◆ Request ◆
Quote all of the data exactly as given. Skip every picture it contains.

◆ Records supplied ◆
** start **

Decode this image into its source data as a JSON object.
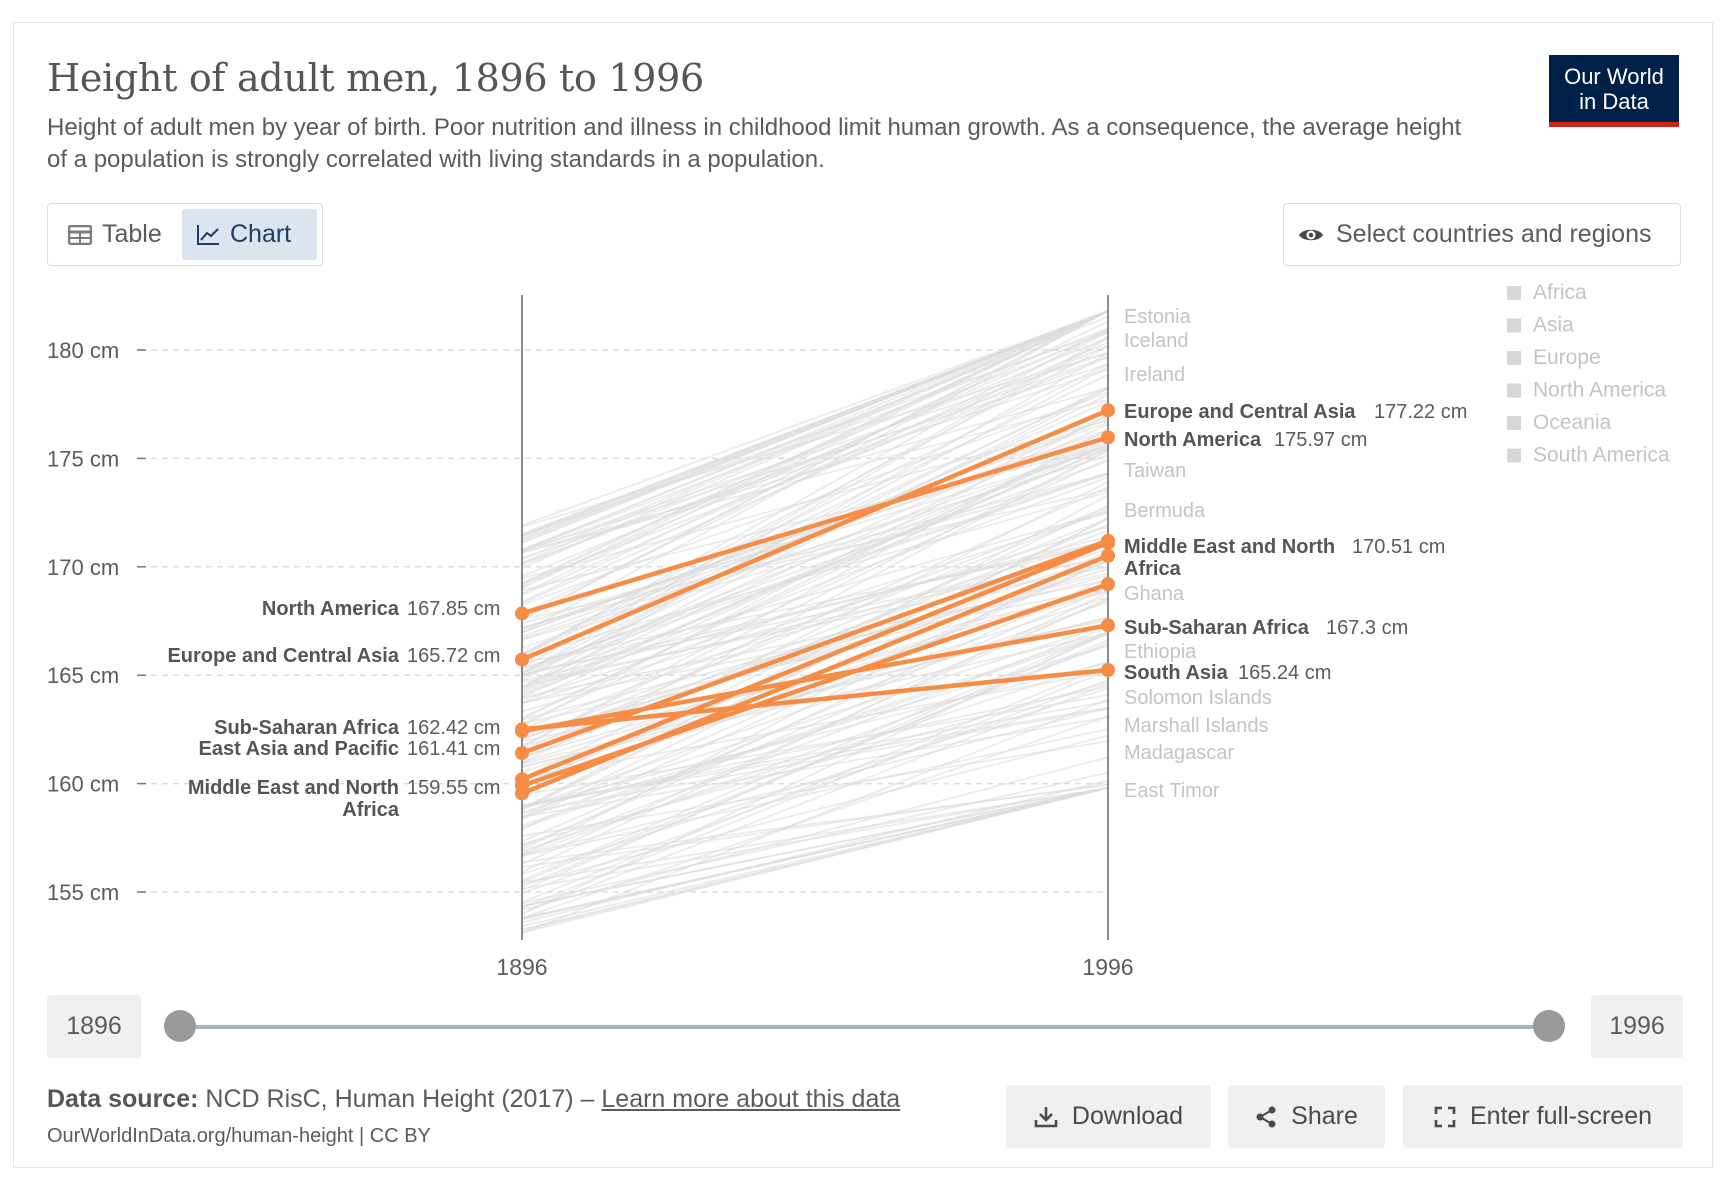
{
  "header": {
    "title": "Height of adult men, 1896 to 1996",
    "subtitle": "Height of adult men by year of birth. Poor nutrition and illness in childhood limit human growth. As a consequence, the average height of a population is strongly correlated with living standards in a population.",
    "logo_line1": "Our World",
    "logo_line2": "in Data"
  },
  "controls": {
    "tab_table": "Table",
    "tab_chart": "Chart",
    "select_label": "Select countries and regions"
  },
  "timeline": {
    "start_label": "1896",
    "end_label": "1996"
  },
  "footer": {
    "source_prefix": "Data source:",
    "source_text": "NCD RisC, Human Height (2017) –",
    "learn_more": "Learn more about this data",
    "url": "OurWorldInData.org/human-height | CC BY",
    "download": "Download",
    "share": "Share",
    "fullscreen": "Enter full-screen"
  },
  "colors": {
    "highlight": "#F68C45",
    "background_lines": "#DCDCDC",
    "logo_bg": "#002147",
    "logo_bar": "#CE261E"
  },
  "chart_data": {
    "type": "slope",
    "title": "Height of adult men, 1896 to 1996",
    "x": [
      "1896",
      "1996"
    ],
    "ylim": [
      152,
      182
    ],
    "yticks": [
      155,
      160,
      165,
      170,
      175,
      180
    ],
    "ytick_labels": [
      "155 cm",
      "160 cm",
      "165 cm",
      "170 cm",
      "175 cm",
      "180 cm"
    ],
    "unit": "cm",
    "grid": true,
    "legend": {
      "position": "top-right",
      "entries": [
        "Africa",
        "Asia",
        "Europe",
        "North America",
        "Oceania",
        "South America"
      ]
    },
    "series": [
      {
        "name": "Europe and Central Asia",
        "values": [
          165.72,
          177.22
        ],
        "label_start": "Europe and Central Asia",
        "label_end": "Europe and Central Asia",
        "value_start": "165.72 cm",
        "value_end": "177.22 cm"
      },
      {
        "name": "North America",
        "values": [
          167.85,
          175.97
        ],
        "label_start": "North America",
        "label_end": "North America",
        "value_start": "167.85 cm",
        "value_end": "175.97 cm"
      },
      {
        "name": "Middle East and North Africa",
        "values": [
          159.55,
          170.51
        ],
        "label_start": "Middle East and North Africa",
        "label_end": "Middle East and North Africa",
        "value_start": "159.55 cm",
        "value_end": "170.51 cm"
      },
      {
        "name": "Sub-Saharan Africa",
        "values": [
          162.42,
          167.3
        ],
        "label_start": "Sub-Saharan Africa",
        "label_end": "Sub-Saharan Africa",
        "value_start": "162.42 cm",
        "value_end": "167.3 cm"
      },
      {
        "name": "East Asia and Pacific",
        "values": [
          161.41,
          171.2
        ],
        "label_start": "East Asia and Pacific",
        "label_end": "",
        "value_start": "161.41 cm",
        "value_end": ""
      },
      {
        "name": "South Asia",
        "values": [
          162.5,
          165.24
        ],
        "label_start": "",
        "label_end": "South Asia",
        "value_start": "",
        "value_end": "165.24 cm"
      },
      {
        "name": "",
        "values": [
          160.2,
          171.1
        ],
        "label_start": "",
        "label_end": "",
        "value_start": "",
        "value_end": ""
      },
      {
        "name": "",
        "values": [
          159.9,
          169.2
        ],
        "label_start": "",
        "label_end": "",
        "value_start": "",
        "value_end": ""
      }
    ],
    "background_country_labels": [
      {
        "label": "Estonia",
        "value": 181.4
      },
      {
        "label": "Iceland",
        "value": 180.4
      },
      {
        "label": "Ireland",
        "value": 178.8
      },
      {
        "label": "Taiwan",
        "value": 174.6
      },
      {
        "label": "Bermuda",
        "value": 172.7
      },
      {
        "label": "Ghana",
        "value": 168.9
      },
      {
        "label": "Ethiopia",
        "value": 166.1
      },
      {
        "label": "Solomon Islands",
        "value": 164.0
      },
      {
        "label": "Marshall Islands",
        "value": 162.7
      },
      {
        "label": "Madagascar",
        "value": 161.4
      },
      {
        "label": "East Timor",
        "value": 159.7
      }
    ]
  }
}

** end **

◆ Task output ◆
Decode this image into its source data as a JSON object.
{
  "header": {
    "title": "Height of adult men, 1896 to 1996",
    "subtitle": "Height of adult men by year of birth. Poor nutrition and illness in childhood limit human growth. As a consequence, the average height of a population is strongly correlated with living standards in a population.",
    "logo_line1": "Our World",
    "logo_line2": "in Data"
  },
  "controls": {
    "tab_table": "Table",
    "tab_chart": "Chart",
    "select_label": "Select countries and regions"
  },
  "timeline": {
    "start_label": "1896",
    "end_label": "1996"
  },
  "footer": {
    "source_prefix": "Data source:",
    "source_text": "NCD RisC, Human Height (2017) –",
    "learn_more": "Learn more about this data",
    "url": "OurWorldInData.org/human-height | CC BY",
    "download": "Download",
    "share": "Share",
    "fullscreen": "Enter full-screen"
  },
  "colors": {
    "highlight": "#F68C45",
    "background_lines": "#DCDCDC",
    "logo_bg": "#002147",
    "logo_bar": "#CE261E"
  },
  "chart_data": {
    "type": "slope",
    "title": "Height of adult men, 1896 to 1996",
    "x": [
      "1896",
      "1996"
    ],
    "ylim": [
      152,
      182
    ],
    "yticks": [
      155,
      160,
      165,
      170,
      175,
      180
    ],
    "ytick_labels": [
      "155 cm",
      "160 cm",
      "165 cm",
      "170 cm",
      "175 cm",
      "180 cm"
    ],
    "unit": "cm",
    "grid": true,
    "legend": {
      "position": "top-right",
      "entries": [
        "Africa",
        "Asia",
        "Europe",
        "North America",
        "Oceania",
        "South America"
      ]
    },
    "series": [
      {
        "name": "Europe and Central Asia",
        "values": [
          165.72,
          177.22
        ],
        "label_start": "Europe and Central Asia",
        "label_end": "Europe and Central Asia",
        "value_start": "165.72 cm",
        "value_end": "177.22 cm"
      },
      {
        "name": "North America",
        "values": [
          167.85,
          175.97
        ],
        "label_start": "North America",
        "label_end": "North America",
        "value_start": "167.85 cm",
        "value_end": "175.97 cm"
      },
      {
        "name": "Middle East and North Africa",
        "values": [
          159.55,
          170.51
        ],
        "label_start": "Middle East and North Africa",
        "label_end": "Middle East and North Africa",
        "value_start": "159.55 cm",
        "value_end": "170.51 cm"
      },
      {
        "name": "Sub-Saharan Africa",
        "values": [
          162.42,
          167.3
        ],
        "label_start": "Sub-Saharan Africa",
        "label_end": "Sub-Saharan Africa",
        "value_start": "162.42 cm",
        "value_end": "167.3 cm"
      },
      {
        "name": "East Asia and Pacific",
        "values": [
          161.41,
          171.2
        ],
        "label_start": "East Asia and Pacific",
        "label_end": "",
        "value_start": "161.41 cm",
        "value_end": ""
      },
      {
        "name": "South Asia",
        "values": [
          162.5,
          165.24
        ],
        "label_start": "",
        "label_end": "South Asia",
        "value_start": "",
        "value_end": "165.24 cm"
      },
      {
        "name": "",
        "values": [
          160.2,
          171.1
        ],
        "label_start": "",
        "label_end": "",
        "value_start": "",
        "value_end": ""
      },
      {
        "name": "",
        "values": [
          159.9,
          169.2
        ],
        "label_start": "",
        "label_end": "",
        "value_start": "",
        "value_end": ""
      }
    ],
    "background_country_labels": [
      {
        "label": "Estonia",
        "value": 181.4
      },
      {
        "label": "Iceland",
        "value": 180.4
      },
      {
        "label": "Ireland",
        "value": 178.8
      },
      {
        "label": "Taiwan",
        "value": 174.6
      },
      {
        "label": "Bermuda",
        "value": 172.7
      },
      {
        "label": "Ghana",
        "value": 168.9
      },
      {
        "label": "Ethiopia",
        "value": 166.1
      },
      {
        "label": "Solomon Islands",
        "value": 164.0
      },
      {
        "label": "Marshall Islands",
        "value": 162.7
      },
      {
        "label": "Madagascar",
        "value": 161.4
      },
      {
        "label": "East Timor",
        "value": 159.7
      }
    ]
  }
}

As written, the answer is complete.